Stored data
☆ ☆ ☆ ☆

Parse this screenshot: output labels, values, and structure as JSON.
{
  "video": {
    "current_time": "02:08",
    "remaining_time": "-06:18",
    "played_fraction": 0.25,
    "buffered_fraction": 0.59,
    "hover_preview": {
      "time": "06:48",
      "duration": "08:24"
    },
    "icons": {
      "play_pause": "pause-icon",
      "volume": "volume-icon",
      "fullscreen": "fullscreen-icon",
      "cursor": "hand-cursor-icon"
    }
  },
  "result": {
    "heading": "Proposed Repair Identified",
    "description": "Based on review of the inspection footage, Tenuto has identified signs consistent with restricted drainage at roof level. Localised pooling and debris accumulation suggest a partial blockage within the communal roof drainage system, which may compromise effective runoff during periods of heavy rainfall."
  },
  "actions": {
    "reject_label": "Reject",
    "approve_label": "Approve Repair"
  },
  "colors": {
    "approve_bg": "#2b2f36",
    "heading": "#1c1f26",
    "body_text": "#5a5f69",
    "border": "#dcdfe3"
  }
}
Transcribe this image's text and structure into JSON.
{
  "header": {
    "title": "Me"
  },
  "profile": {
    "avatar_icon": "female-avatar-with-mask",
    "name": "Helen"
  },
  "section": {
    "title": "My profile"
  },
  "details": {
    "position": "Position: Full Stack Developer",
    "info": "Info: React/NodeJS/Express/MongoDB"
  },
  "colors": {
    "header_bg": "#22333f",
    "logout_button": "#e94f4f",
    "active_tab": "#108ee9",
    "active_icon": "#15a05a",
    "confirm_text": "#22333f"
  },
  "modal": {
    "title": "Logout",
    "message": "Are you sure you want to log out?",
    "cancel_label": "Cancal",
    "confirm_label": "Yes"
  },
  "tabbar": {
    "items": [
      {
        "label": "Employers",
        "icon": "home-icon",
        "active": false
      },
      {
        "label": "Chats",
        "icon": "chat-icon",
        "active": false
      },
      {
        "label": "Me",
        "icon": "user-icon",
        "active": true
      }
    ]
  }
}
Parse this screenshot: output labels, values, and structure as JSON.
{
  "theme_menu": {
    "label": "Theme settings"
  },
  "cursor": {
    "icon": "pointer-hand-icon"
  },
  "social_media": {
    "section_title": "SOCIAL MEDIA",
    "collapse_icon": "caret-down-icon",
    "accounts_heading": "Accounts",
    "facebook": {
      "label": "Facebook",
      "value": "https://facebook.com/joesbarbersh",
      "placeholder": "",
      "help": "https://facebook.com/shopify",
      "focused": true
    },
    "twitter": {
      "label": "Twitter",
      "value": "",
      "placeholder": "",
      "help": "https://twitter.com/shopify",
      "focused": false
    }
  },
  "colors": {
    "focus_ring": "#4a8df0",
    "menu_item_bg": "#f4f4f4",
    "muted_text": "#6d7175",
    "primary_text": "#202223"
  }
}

☆ ☆ ☆ ☆

**YOUR TASK:**
Go through the entries and repeat each one exactly.

**RESPONSE BELOW:**
Parse this screenshot: output labels, values, and structure as JSON.
{
  "video": {
    "current_time": "02:08",
    "remaining_time": "-06:18",
    "played_fraction": 0.25,
    "buffered_fraction": 0.59,
    "hover_preview": {
      "time": "06:48",
      "duration": "08:24"
    },
    "icons": {
      "play_pause": "pause-icon",
      "volume": "volume-icon",
      "fullscreen": "fullscreen-icon",
      "cursor": "hand-cursor-icon"
    }
  },
  "result": {
    "heading": "Proposed Repair Identified",
    "description": "Based on review of the inspection footage, Tenuto has identified signs consistent with restricted drainage at roof level. Localised pooling and debris accumulation suggest a partial blockage within the communal roof drainage system, which may compromise effective runoff during periods of heavy rainfall."
  },
  "actions": {
    "reject_label": "Reject",
    "approve_label": "Approve Repair"
  },
  "colors": {
    "approve_bg": "#2b2f36",
    "heading": "#1c1f26",
    "body_text": "#5a5f69",
    "border": "#dcdfe3"
  }
}
Transcribe this image's text and structure into JSON.
{
  "header": {
    "title": "Me"
  },
  "profile": {
    "avatar_icon": "female-avatar-with-mask",
    "name": "Helen"
  },
  "section": {
    "title": "My profile"
  },
  "details": {
    "position": "Position: Full Stack Developer",
    "info": "Info: React/NodeJS/Express/MongoDB"
  },
  "colors": {
    "header_bg": "#22333f",
    "logout_button": "#e94f4f",
    "active_tab": "#108ee9",
    "active_icon": "#15a05a",
    "confirm_text": "#22333f"
  },
  "modal": {
    "title": "Logout",
    "message": "Are you sure you want to log out?",
    "cancel_label": "Cancal",
    "confirm_label": "Yes"
  },
  "tabbar": {
    "items": [
      {
        "label": "Employers",
        "icon": "home-icon",
        "active": false
      },
      {
        "label": "Chats",
        "icon": "chat-icon",
        "active": false
      },
      {
        "label": "Me",
        "icon": "user-icon",
        "active": true
      }
    ]
  }
}
Parse this screenshot: output labels, values, and structure as JSON.
{
  "theme_menu": {
    "label": "Theme settings"
  },
  "cursor": {
    "icon": "pointer-hand-icon"
  },
  "social_media": {
    "section_title": "SOCIAL MEDIA",
    "collapse_icon": "caret-down-icon",
    "accounts_heading": "Accounts",
    "facebook": {
      "label": "Facebook",
      "value": "https://facebook.com/joesbarbersh",
      "placeholder": "",
      "help": "https://facebook.com/shopify",
      "focused": true
    },
    "twitter": {
      "label": "Twitter",
      "value": "",
      "placeholder": "",
      "help": "https://twitter.com/shopify",
      "focused": false
    }
  },
  "colors": {
    "focus_ring": "#4a8df0",
    "menu_item_bg": "#f4f4f4",
    "muted_text": "#6d7175",
    "primary_text": "#202223"
  }
}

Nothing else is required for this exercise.